>> BEGIN Provided data
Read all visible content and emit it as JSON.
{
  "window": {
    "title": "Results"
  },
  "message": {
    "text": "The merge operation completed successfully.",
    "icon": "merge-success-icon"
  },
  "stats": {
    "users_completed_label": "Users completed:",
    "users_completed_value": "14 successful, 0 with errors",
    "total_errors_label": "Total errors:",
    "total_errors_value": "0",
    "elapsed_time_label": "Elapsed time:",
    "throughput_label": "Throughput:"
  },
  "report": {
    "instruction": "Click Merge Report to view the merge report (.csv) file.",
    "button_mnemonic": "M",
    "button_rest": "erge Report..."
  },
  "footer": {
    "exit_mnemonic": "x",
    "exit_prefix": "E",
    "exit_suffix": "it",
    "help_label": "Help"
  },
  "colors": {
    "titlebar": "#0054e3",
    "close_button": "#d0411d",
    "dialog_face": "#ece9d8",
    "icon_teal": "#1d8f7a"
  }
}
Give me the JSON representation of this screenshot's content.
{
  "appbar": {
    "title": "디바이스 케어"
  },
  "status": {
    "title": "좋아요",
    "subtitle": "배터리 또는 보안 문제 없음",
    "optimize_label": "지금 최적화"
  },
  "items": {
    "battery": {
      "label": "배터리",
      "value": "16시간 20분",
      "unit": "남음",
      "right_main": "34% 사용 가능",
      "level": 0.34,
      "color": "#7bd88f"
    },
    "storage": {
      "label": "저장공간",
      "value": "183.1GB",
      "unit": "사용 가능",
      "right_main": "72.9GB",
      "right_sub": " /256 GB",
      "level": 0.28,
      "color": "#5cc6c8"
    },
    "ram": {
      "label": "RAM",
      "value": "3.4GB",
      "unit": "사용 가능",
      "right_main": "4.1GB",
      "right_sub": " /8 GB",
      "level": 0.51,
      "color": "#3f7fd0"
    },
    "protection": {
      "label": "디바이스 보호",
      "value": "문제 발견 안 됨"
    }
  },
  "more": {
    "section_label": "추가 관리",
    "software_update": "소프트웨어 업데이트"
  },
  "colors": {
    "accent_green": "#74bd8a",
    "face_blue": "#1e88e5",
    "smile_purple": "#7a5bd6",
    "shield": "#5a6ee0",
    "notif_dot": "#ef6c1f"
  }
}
>> END Provided data
[Task details] Give an exact copy of all the data shown above.

[Expected output]
Read all visible content and emit it as JSON.
{
  "window": {
    "title": "Results"
  },
  "message": {
    "text": "The merge operation completed successfully.",
    "icon": "merge-success-icon"
  },
  "stats": {
    "users_completed_label": "Users completed:",
    "users_completed_value": "14 successful, 0 with errors",
    "total_errors_label": "Total errors:",
    "total_errors_value": "0",
    "elapsed_time_label": "Elapsed time:",
    "throughput_label": "Throughput:"
  },
  "report": {
    "instruction": "Click Merge Report to view the merge report (.csv) file.",
    "button_mnemonic": "M",
    "button_rest": "erge Report..."
  },
  "footer": {
    "exit_mnemonic": "x",
    "exit_prefix": "E",
    "exit_suffix": "it",
    "help_label": "Help"
  },
  "colors": {
    "titlebar": "#0054e3",
    "close_button": "#d0411d",
    "dialog_face": "#ece9d8",
    "icon_teal": "#1d8f7a"
  }
}
Give me the JSON representation of this screenshot's content.
{
  "appbar": {
    "title": "디바이스 케어"
  },
  "status": {
    "title": "좋아요",
    "subtitle": "배터리 또는 보안 문제 없음",
    "optimize_label": "지금 최적화"
  },
  "items": {
    "battery": {
      "label": "배터리",
      "value": "16시간 20분",
      "unit": "남음",
      "right_main": "34% 사용 가능",
      "level": 0.34,
      "color": "#7bd88f"
    },
    "storage": {
      "label": "저장공간",
      "value": "183.1GB",
      "unit": "사용 가능",
      "right_main": "72.9GB",
      "right_sub": " /256 GB",
      "level": 0.28,
      "color": "#5cc6c8"
    },
    "ram": {
      "label": "RAM",
      "value": "3.4GB",
      "unit": "사용 가능",
      "right_main": "4.1GB",
      "right_sub": " /8 GB",
      "level": 0.51,
      "color": "#3f7fd0"
    },
    "protection": {
      "label": "디바이스 보호",
      "value": "문제 발견 안 됨"
    }
  },
  "more": {
    "section_label": "추가 관리",
    "software_update": "소프트웨어 업데이트"
  },
  "colors": {
    "accent_green": "#74bd8a",
    "face_blue": "#1e88e5",
    "smile_purple": "#7a5bd6",
    "shield": "#5a6ee0",
    "notif_dot": "#ef6c1f"
  }
}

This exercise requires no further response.